TASK TO COMPLETE
Pull every line of the entries that has the word "chez".

─── MATERIAL FOR THIS TASK ───

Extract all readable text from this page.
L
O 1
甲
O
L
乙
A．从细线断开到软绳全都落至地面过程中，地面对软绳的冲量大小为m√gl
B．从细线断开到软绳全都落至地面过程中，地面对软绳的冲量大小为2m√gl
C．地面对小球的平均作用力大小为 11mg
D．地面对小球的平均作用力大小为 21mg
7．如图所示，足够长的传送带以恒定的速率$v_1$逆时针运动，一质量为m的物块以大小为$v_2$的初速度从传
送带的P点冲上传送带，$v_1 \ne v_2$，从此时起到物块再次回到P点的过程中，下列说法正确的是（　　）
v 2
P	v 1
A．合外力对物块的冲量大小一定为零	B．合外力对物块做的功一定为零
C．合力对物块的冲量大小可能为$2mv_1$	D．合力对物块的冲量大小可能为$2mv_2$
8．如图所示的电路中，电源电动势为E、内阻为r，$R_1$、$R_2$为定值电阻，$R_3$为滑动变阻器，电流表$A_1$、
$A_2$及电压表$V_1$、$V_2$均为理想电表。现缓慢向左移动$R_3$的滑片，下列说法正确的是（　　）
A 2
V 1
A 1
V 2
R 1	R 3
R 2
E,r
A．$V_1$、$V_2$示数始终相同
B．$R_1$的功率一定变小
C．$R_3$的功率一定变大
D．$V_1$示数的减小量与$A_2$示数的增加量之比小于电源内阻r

───
─── MATERIAL FOR THIS TASK ───

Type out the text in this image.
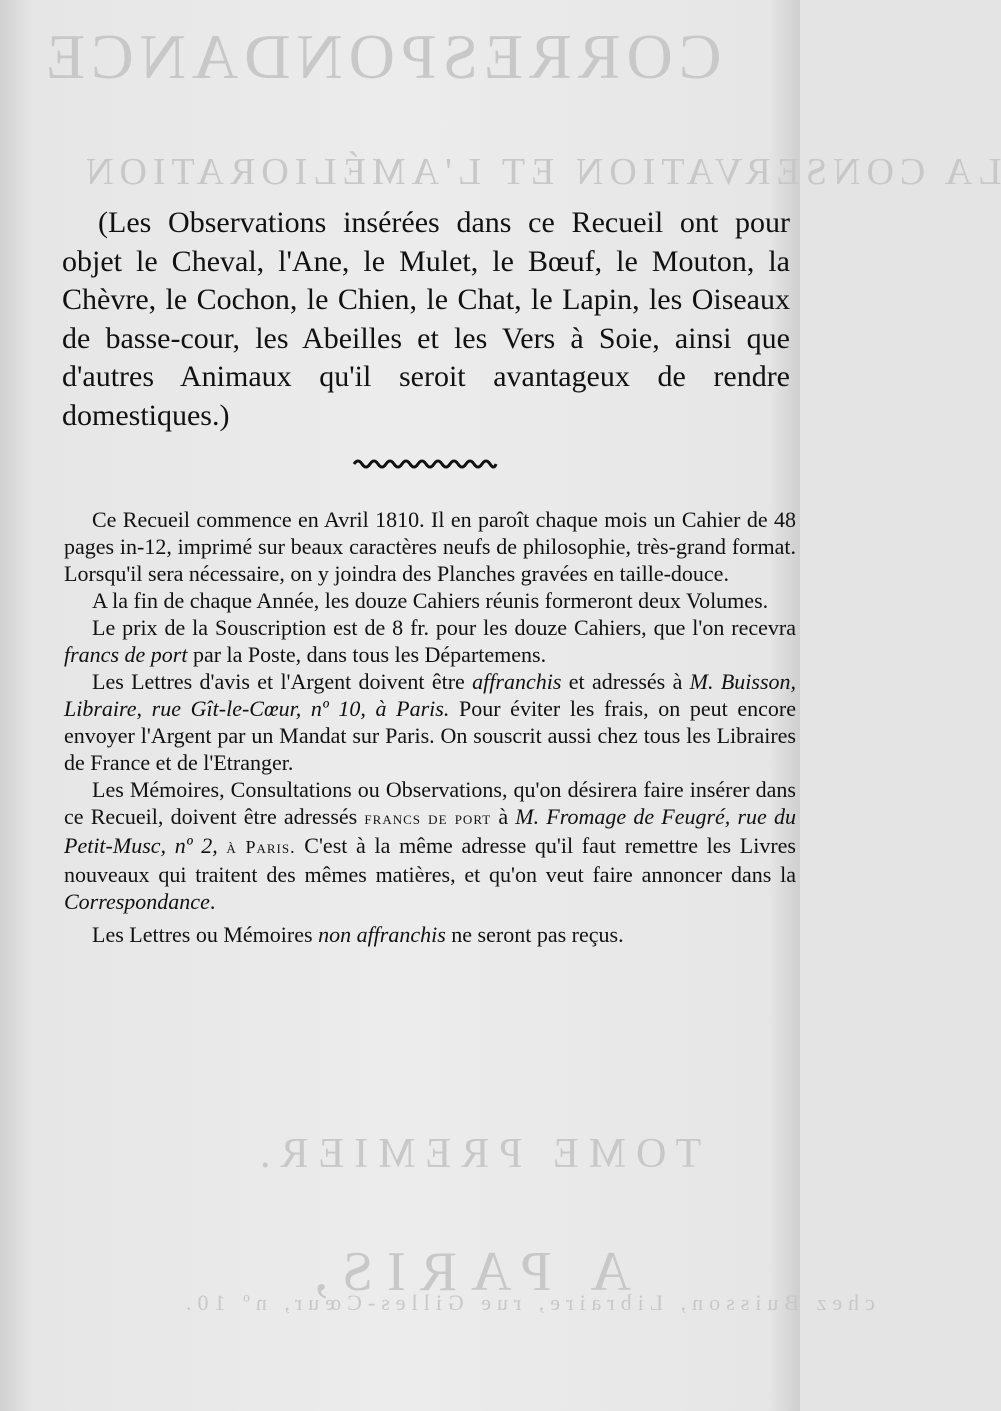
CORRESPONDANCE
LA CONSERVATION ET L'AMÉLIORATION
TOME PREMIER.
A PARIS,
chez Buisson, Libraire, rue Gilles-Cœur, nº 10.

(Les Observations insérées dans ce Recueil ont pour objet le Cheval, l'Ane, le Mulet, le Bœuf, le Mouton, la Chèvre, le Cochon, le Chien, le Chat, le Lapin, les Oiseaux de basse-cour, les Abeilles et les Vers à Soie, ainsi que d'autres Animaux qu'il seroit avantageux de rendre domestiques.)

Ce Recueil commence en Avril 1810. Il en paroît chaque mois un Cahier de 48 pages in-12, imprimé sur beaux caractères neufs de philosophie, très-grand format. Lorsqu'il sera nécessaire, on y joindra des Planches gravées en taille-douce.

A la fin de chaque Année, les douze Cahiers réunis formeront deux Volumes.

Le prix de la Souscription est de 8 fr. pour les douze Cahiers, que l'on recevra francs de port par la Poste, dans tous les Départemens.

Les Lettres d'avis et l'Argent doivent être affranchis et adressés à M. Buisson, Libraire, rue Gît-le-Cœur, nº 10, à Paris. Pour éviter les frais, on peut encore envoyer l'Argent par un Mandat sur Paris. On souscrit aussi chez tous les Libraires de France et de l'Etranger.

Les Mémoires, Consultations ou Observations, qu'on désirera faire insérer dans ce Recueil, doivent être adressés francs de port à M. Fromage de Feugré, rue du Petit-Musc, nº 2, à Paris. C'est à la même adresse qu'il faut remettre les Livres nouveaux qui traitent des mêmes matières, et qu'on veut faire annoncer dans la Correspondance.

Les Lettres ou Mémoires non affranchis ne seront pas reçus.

───

SOLUTION
chez Buisson, Libraire, rue Gilles-Cœur, nº 10.
Les Lettres d'avis et l'Argent doivent être affranchis et adressés à M. Buisson, Libraire, rue Gît-le-Cœur, nº 10, à Paris. Pour éviter les frais, on peut encore envoyer l'Argent par un Mandat sur Paris. On souscrit aussi chez tous les Libraires de France et de l'Etranger.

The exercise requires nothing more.